___ SUPPLIED DATA ___
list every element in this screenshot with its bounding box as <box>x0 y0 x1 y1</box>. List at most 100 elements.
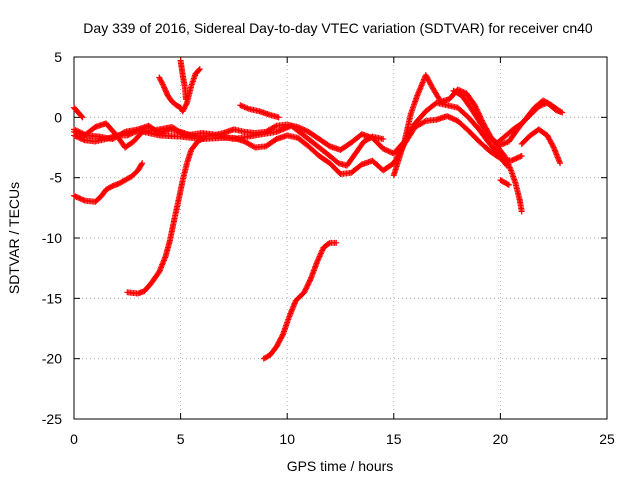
data-point <box>509 157 516 164</box>
data-point <box>138 161 145 168</box>
x-tick-label: 0 <box>70 431 78 447</box>
data-point <box>303 285 310 292</box>
data-point <box>380 145 387 152</box>
data-point <box>139 160 146 167</box>
series-track-d <box>71 160 146 205</box>
data-point <box>298 125 305 132</box>
x-tick-label: 10 <box>279 431 295 447</box>
y-tick-label: -20 <box>42 351 62 367</box>
data-point <box>380 136 387 143</box>
y-tick-label: -10 <box>42 230 62 246</box>
data-point <box>279 332 286 339</box>
data-point <box>514 154 521 161</box>
data-point <box>201 134 208 141</box>
data-point <box>475 110 482 117</box>
data-point <box>182 96 189 103</box>
series-track-o <box>71 104 86 121</box>
data-point <box>381 146 388 153</box>
y-tick-label: -15 <box>42 290 62 306</box>
data-point <box>302 127 309 134</box>
data-point <box>301 287 308 294</box>
data-point <box>77 195 84 202</box>
data-point <box>72 193 79 200</box>
data-point <box>518 152 525 159</box>
series-track-h <box>237 102 282 121</box>
data-series <box>71 57 566 362</box>
data-point <box>325 240 332 247</box>
data-point <box>80 196 87 203</box>
data-point <box>163 89 170 96</box>
data-point <box>301 127 308 134</box>
data-point <box>473 105 480 112</box>
data-point <box>199 135 206 142</box>
data-point <box>130 129 137 136</box>
y-axis-label: SDTVAR / TECUs <box>6 182 22 294</box>
data-point <box>471 102 478 109</box>
x-axis-label: GPS time / hours <box>287 458 394 474</box>
data-point <box>73 193 80 200</box>
data-point <box>496 154 503 161</box>
data-point <box>421 118 428 125</box>
data-point <box>559 109 566 116</box>
data-point <box>513 155 520 162</box>
data-point <box>301 289 308 296</box>
data-point <box>305 281 312 288</box>
data-point <box>557 160 564 167</box>
data-point <box>160 82 167 89</box>
data-point <box>517 153 524 160</box>
data-point <box>446 114 453 121</box>
chart-title: Day 339 of 2016, Sidereal Day-to-day VTE… <box>83 20 593 36</box>
grid <box>74 57 607 419</box>
series-track-e <box>124 134 208 297</box>
data-point <box>126 131 133 138</box>
data-point <box>305 280 312 287</box>
data-point <box>78 113 85 120</box>
data-point <box>472 103 479 110</box>
data-point <box>385 148 392 155</box>
x-tick-label: 15 <box>386 431 402 447</box>
series-track-g <box>177 57 189 103</box>
data-point <box>510 156 517 163</box>
data-point <box>272 123 279 130</box>
data-point <box>518 208 525 215</box>
y-axis: -25 -20 -15 -10 -5 0 5 <box>42 49 607 427</box>
data-point <box>78 196 85 203</box>
data-point <box>79 114 86 121</box>
data-point <box>504 181 511 188</box>
y-tick-label: -25 <box>42 411 62 427</box>
data-point <box>306 278 313 285</box>
data-point <box>161 85 168 92</box>
data-point <box>448 114 455 121</box>
data-point <box>382 146 389 153</box>
y-tick-label: 5 <box>54 49 62 65</box>
data-point <box>195 67 202 74</box>
x-tick-label: 25 <box>599 431 615 447</box>
data-point <box>473 106 480 113</box>
data-point <box>333 239 340 246</box>
data-point <box>74 194 81 201</box>
data-point <box>386 148 393 155</box>
data-point <box>445 113 452 120</box>
data-point <box>129 130 136 137</box>
data-point <box>505 181 512 188</box>
data-point <box>300 126 307 133</box>
data-point <box>275 114 282 121</box>
data-point <box>132 128 139 135</box>
data-point <box>444 113 451 120</box>
data-point <box>452 116 459 123</box>
y-tick-label: 0 <box>54 109 62 125</box>
series-track-k <box>450 87 566 147</box>
data-point <box>303 283 310 290</box>
series-track-m <box>497 177 512 188</box>
data-point <box>302 286 309 293</box>
data-point <box>512 155 519 162</box>
data-point <box>161 84 168 91</box>
data-point <box>71 192 77 199</box>
data-point <box>549 143 556 150</box>
data-point <box>125 131 132 138</box>
data-point <box>307 277 314 284</box>
series-track-l <box>493 142 525 215</box>
series-track-c <box>71 120 387 169</box>
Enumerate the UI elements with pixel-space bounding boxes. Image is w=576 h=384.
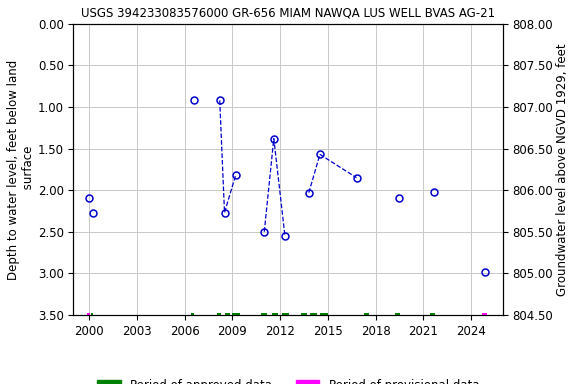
Bar [233, 313, 240, 317]
Bar [88, 313, 90, 317]
Bar [225, 313, 230, 317]
Bar [217, 313, 221, 317]
Bar [90, 313, 93, 317]
Bar [261, 313, 267, 317]
Y-axis label: Depth to water level, feet below land
 surface: Depth to water level, feet below land su… [7, 59, 35, 280]
Bar [191, 313, 194, 317]
Bar [272, 313, 278, 317]
Bar [365, 313, 369, 317]
Bar [320, 313, 328, 317]
Title: USGS 394233083576000 GR-656 MIAM NAWQA LUS WELL BVAS AG-21: USGS 394233083576000 GR-656 MIAM NAWQA L… [81, 7, 495, 20]
Legend: Period of approved data, Period of provisional data: Period of approved data, Period of provi… [92, 374, 484, 384]
Bar [301, 313, 307, 317]
Y-axis label: Groundwater level above NGVD 1929, feet: Groundwater level above NGVD 1929, feet [556, 43, 569, 296]
Bar [282, 313, 289, 317]
Bar [395, 313, 400, 317]
Bar [430, 313, 435, 317]
Bar [482, 313, 487, 317]
Bar [310, 313, 317, 317]
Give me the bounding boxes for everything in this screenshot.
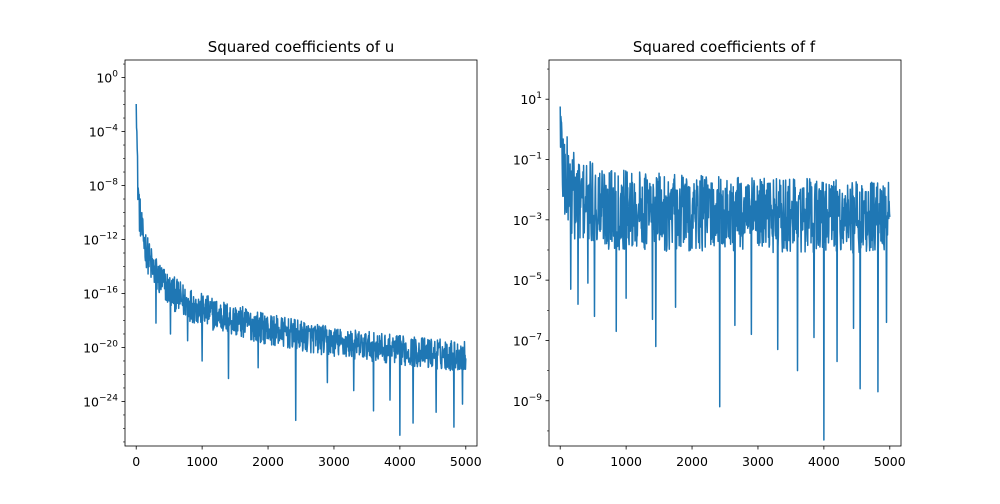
x-tick-label-f: 3000: [742, 454, 774, 469]
x-tick-label-f: 5000: [874, 454, 906, 469]
chart-title-f: Squared coefficients of f: [633, 38, 816, 56]
y-tick-label-f: 10−7: [513, 332, 542, 348]
chart-panel-u: Squared coefficients of u 0 1000 2000 3000 4…: [83, 38, 482, 469]
y-tick-label-u: 10−8: [89, 178, 118, 194]
y-tick-label-u: 10−16: [83, 285, 118, 301]
data-line-u: [135, 103, 467, 436]
x-tick-label-u: 5000: [450, 454, 482, 469]
y-tick-label-f: 10−1: [513, 152, 542, 168]
axes-frame-f: [548, 59, 902, 447]
axes-frame-u: [124, 59, 478, 447]
y-tick-label-u: 10−24: [83, 393, 118, 409]
y-tick-label-u: 10−4: [89, 124, 118, 140]
plot-area-f: 0 1000 2000 3000 4000 5000 101 10−1 10−3 10−5 10−7…: [513, 59, 906, 469]
x-tick-label-u: 3000: [318, 454, 350, 469]
plot-area-u: 0 1000 2000 3000 4000 5000 100 10−4 10−8 10−12 10−…: [83, 59, 482, 469]
y-tick-label-f: 10−9: [513, 393, 542, 409]
x-tick-label-f: 0: [556, 454, 564, 469]
chart-panel-f: Squared coefficients of f 0 1000 2000 3000 4…: [513, 38, 906, 469]
y-tick-label-u: 10−20: [83, 339, 118, 355]
x-tick-label-u: 1000: [186, 454, 218, 469]
x-tick-label-u: 0: [132, 454, 140, 469]
y-tick-label-f: 10−3: [513, 212, 542, 228]
y-tick-label-u: 10−12: [83, 232, 118, 248]
chart-title-u: Squared coefficients of u: [208, 38, 395, 56]
x-tick-label-u: 4000: [384, 454, 416, 469]
y-tick-label-f: 10−5: [513, 272, 542, 288]
y-tick-label-f: 101: [520, 91, 542, 107]
x-tick-label-u: 2000: [252, 454, 284, 469]
x-tick-label-f: 1000: [610, 454, 642, 469]
data-line-f: [559, 106, 891, 441]
x-tick-label-f: 4000: [808, 454, 840, 469]
x-tick-label-f: 2000: [676, 454, 708, 469]
y-tick-label-u: 100: [96, 70, 118, 86]
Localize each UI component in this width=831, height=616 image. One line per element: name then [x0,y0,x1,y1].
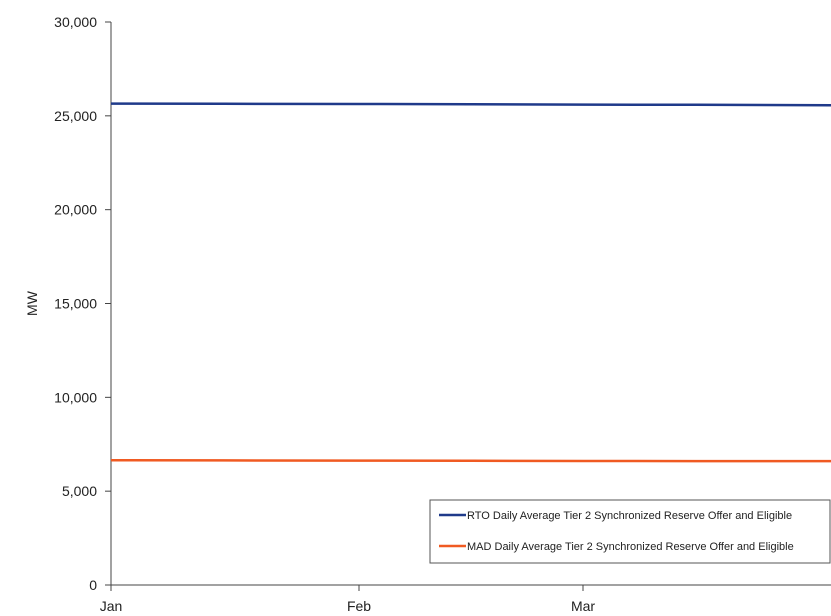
___
**TASK TO CARRY OUT:**
Rewrite the material above with every occurrence of "data-point" changed to "scatter-point", keeping everything else the same, and omit the pictures from your version.

**ANSWER:**
list every element in this screenshot with its bounding box as <box>x0 y0 x1 y1</box>. List at most 100 elements.
scatter-point <box>509 157 516 164</box>
scatter-point <box>138 161 145 168</box>
x-tick-label: 0 <box>70 431 78 447</box>
scatter-point <box>303 285 310 292</box>
scatter-point <box>380 145 387 152</box>
scatter-point <box>139 160 146 167</box>
series-track-d <box>71 160 146 205</box>
scatter-point <box>298 125 305 132</box>
x-tick-label: 10 <box>279 431 295 447</box>
y-tick-label: -20 <box>42 351 62 367</box>
scatter-point <box>380 136 387 143</box>
y-tick-label: -10 <box>42 230 62 246</box>
scatter-point <box>279 332 286 339</box>
scatter-point <box>514 154 521 161</box>
scatter-point <box>201 134 208 141</box>
scatter-point <box>475 110 482 117</box>
scatter-point <box>182 96 189 103</box>
series-track-o <box>71 104 86 121</box>
scatter-point <box>381 146 388 153</box>
y-tick-label: -15 <box>42 290 62 306</box>
scatter-point <box>302 127 309 134</box>
scatter-point <box>301 287 308 294</box>
scatter-point <box>77 195 84 202</box>
scatter-point <box>72 193 79 200</box>
scatter-point <box>518 152 525 159</box>
series-track-h <box>237 102 282 121</box>
data-series <box>71 57 566 362</box>
scatter-point <box>325 240 332 247</box>
scatter-point <box>80 196 87 203</box>
scatter-point <box>163 89 170 96</box>
scatter-point <box>301 127 308 134</box>
scatter-point <box>473 105 480 112</box>
scatter-point <box>199 135 206 142</box>
scatter-point <box>130 129 137 136</box>
y-axis-label: SDTVAR / TECUs <box>6 182 22 294</box>
scatter-point <box>471 102 478 109</box>
x-axis-label: GPS time / hours <box>287 458 394 474</box>
scatter-point <box>73 193 80 200</box>
scatter-point <box>496 154 503 161</box>
scatter-point <box>421 118 428 125</box>
scatter-point <box>559 109 566 116</box>
scatter-point <box>513 155 520 162</box>
scatter-point <box>301 289 308 296</box>
scatter-point <box>305 281 312 288</box>
scatter-point <box>557 160 564 167</box>
scatter-point <box>160 82 167 89</box>
scatter-point <box>517 153 524 160</box>
scatter-point <box>446 114 453 121</box>
chart-title: Day 339 of 2016, Sidereal Day-to-day VTE… <box>83 20 593 36</box>
grid <box>74 57 607 419</box>
series-track-e <box>124 134 208 297</box>
scatter-point <box>126 131 133 138</box>
scatter-point <box>305 280 312 287</box>
scatter-point <box>78 113 85 120</box>
scatter-point <box>472 103 479 110</box>
scatter-point <box>385 148 392 155</box>
x-tick-label: 15 <box>386 431 402 447</box>
series-track-g <box>177 57 189 103</box>
scatter-point <box>510 156 517 163</box>
scatter-point <box>272 123 279 130</box>
scatter-point <box>518 208 525 215</box>
y-axis: -25 -20 -15 -10 -5 0 5 <box>42 49 607 427</box>
scatter-point <box>78 196 85 203</box>
scatter-point <box>79 114 86 121</box>
scatter-point <box>504 181 511 188</box>
y-tick-label: -25 <box>42 411 62 427</box>
scatter-point <box>306 278 313 285</box>
scatter-point <box>161 85 168 92</box>
scatter-point <box>448 114 455 121</box>
scatter-point <box>382 146 389 153</box>
y-tick-label: 5 <box>54 49 62 65</box>
scatter-point <box>195 67 202 74</box>
x-tick-label: 25 <box>599 431 615 447</box>
scatter-point <box>473 106 480 113</box>
scatter-point <box>333 239 340 246</box>
scatter-point <box>74 194 81 201</box>
scatter-point <box>386 148 393 155</box>
scatter-point <box>445 113 452 120</box>
scatter-point <box>129 130 136 137</box>
scatter-point <box>505 181 512 188</box>
scatter-point <box>300 126 307 133</box>
scatter-point <box>275 114 282 121</box>
scatter-point <box>132 128 139 135</box>
scatter-point <box>444 113 451 120</box>
scatter-point <box>452 116 459 123</box>
y-tick-label: 0 <box>54 109 62 125</box>
series-track-k <box>450 87 566 147</box>
scatter-point <box>303 283 310 290</box>
series-track-m <box>497 177 512 188</box>
scatter-point <box>302 286 309 293</box>
scatter-point <box>512 155 519 162</box>
scatter-point <box>161 84 168 91</box>
scatter-point <box>71 192 77 199</box>
scatter-point <box>549 143 556 150</box>
scatter-point <box>125 131 132 138</box>
scatter-point <box>307 277 314 284</box>
series-track-l <box>493 142 525 215</box>
series-track-c <box>71 120 387 169</box>
Enumerate the UI elements with pixel-space bounding boxes. Image is w=576 h=384.
Bar [233, 313, 240, 317]
Bar [88, 313, 90, 317]
Bar [225, 313, 230, 317]
Bar [217, 313, 221, 317]
Bar [90, 313, 93, 317]
Bar [261, 313, 267, 317]
Y-axis label: Depth to water level, feet below land
 surface: Depth to water level, feet below land su… [7, 59, 35, 280]
Bar [191, 313, 194, 317]
Bar [272, 313, 278, 317]
Bar [365, 313, 369, 317]
Bar [320, 313, 328, 317]
Title: USGS 394233083576000 GR-656 MIAM NAWQA LUS WELL BVAS AG-21: USGS 394233083576000 GR-656 MIAM NAWQA L… [81, 7, 495, 20]
Legend: Period of approved data, Period of provisional data: Period of approved data, Period of provi… [92, 374, 484, 384]
Bar [301, 313, 307, 317]
Y-axis label: Groundwater level above NGVD 1929, feet: Groundwater level above NGVD 1929, feet [556, 43, 569, 296]
Bar [282, 313, 289, 317]
Bar [395, 313, 400, 317]
Bar [430, 313, 435, 317]
Bar [482, 313, 487, 317]
Bar [310, 313, 317, 317]
Give me the bounding boxes for everything in this screenshot.
x-tick-label-f: 3000: [742, 454, 774, 469]
x-tick-label-f: 5000: [874, 454, 906, 469]
chart-title-f: Squared coefficients of f: [633, 38, 816, 56]
y-tick-label-f: 10−7: [513, 332, 542, 348]
chart-panel-u: Squared coefficients of u 0 1000 2000 3000 4…: [83, 38, 482, 469]
y-tick-label-u: 10−8: [89, 178, 118, 194]
y-tick-label-u: 10−16: [83, 285, 118, 301]
data-line-u: [135, 103, 467, 436]
x-tick-label-u: 5000: [450, 454, 482, 469]
y-tick-label-f: 10−1: [513, 152, 542, 168]
axes-frame-f: [548, 59, 902, 447]
axes-frame-u: [124, 59, 478, 447]
y-tick-label-u: 10−24: [83, 393, 118, 409]
y-tick-label-u: 10−4: [89, 124, 118, 140]
plot-area-f: 0 1000 2000 3000 4000 5000 101 10−1 10−3 10−5 10−7…: [513, 59, 906, 469]
x-tick-label-u: 3000: [318, 454, 350, 469]
plot-area-u: 0 1000 2000 3000 4000 5000 100 10−4 10−8 10−12 10−…: [83, 59, 482, 469]
y-tick-label-f: 10−9: [513, 393, 542, 409]
x-tick-label-f: 0: [556, 454, 564, 469]
chart-panel-f: Squared coefficients of f 0 1000 2000 3000 4…: [513, 38, 906, 469]
y-tick-label-u: 10−20: [83, 339, 118, 355]
x-tick-label-u: 1000: [186, 454, 218, 469]
x-tick-label-u: 0: [132, 454, 140, 469]
y-tick-label-f: 10−3: [513, 212, 542, 228]
y-tick-label-u: 10−12: [83, 232, 118, 248]
chart-title-u: Squared coefficients of u: [208, 38, 395, 56]
x-tick-label-u: 4000: [384, 454, 416, 469]
y-tick-label-f: 10−5: [513, 272, 542, 288]
y-tick-label-f: 101: [520, 91, 542, 107]
x-tick-label-u: 2000: [252, 454, 284, 469]
x-tick-label-f: 1000: [610, 454, 642, 469]
data-line-f: [559, 106, 891, 441]
x-tick-label-f: 4000: [808, 454, 840, 469]
x-tick-label-f: 2000: [676, 454, 708, 469]
y-tick-label-u: 100: [96, 70, 118, 86]
Localize each UI component in this width=831, height=616 image. One line per element: name then [x0,y0,x1,y1].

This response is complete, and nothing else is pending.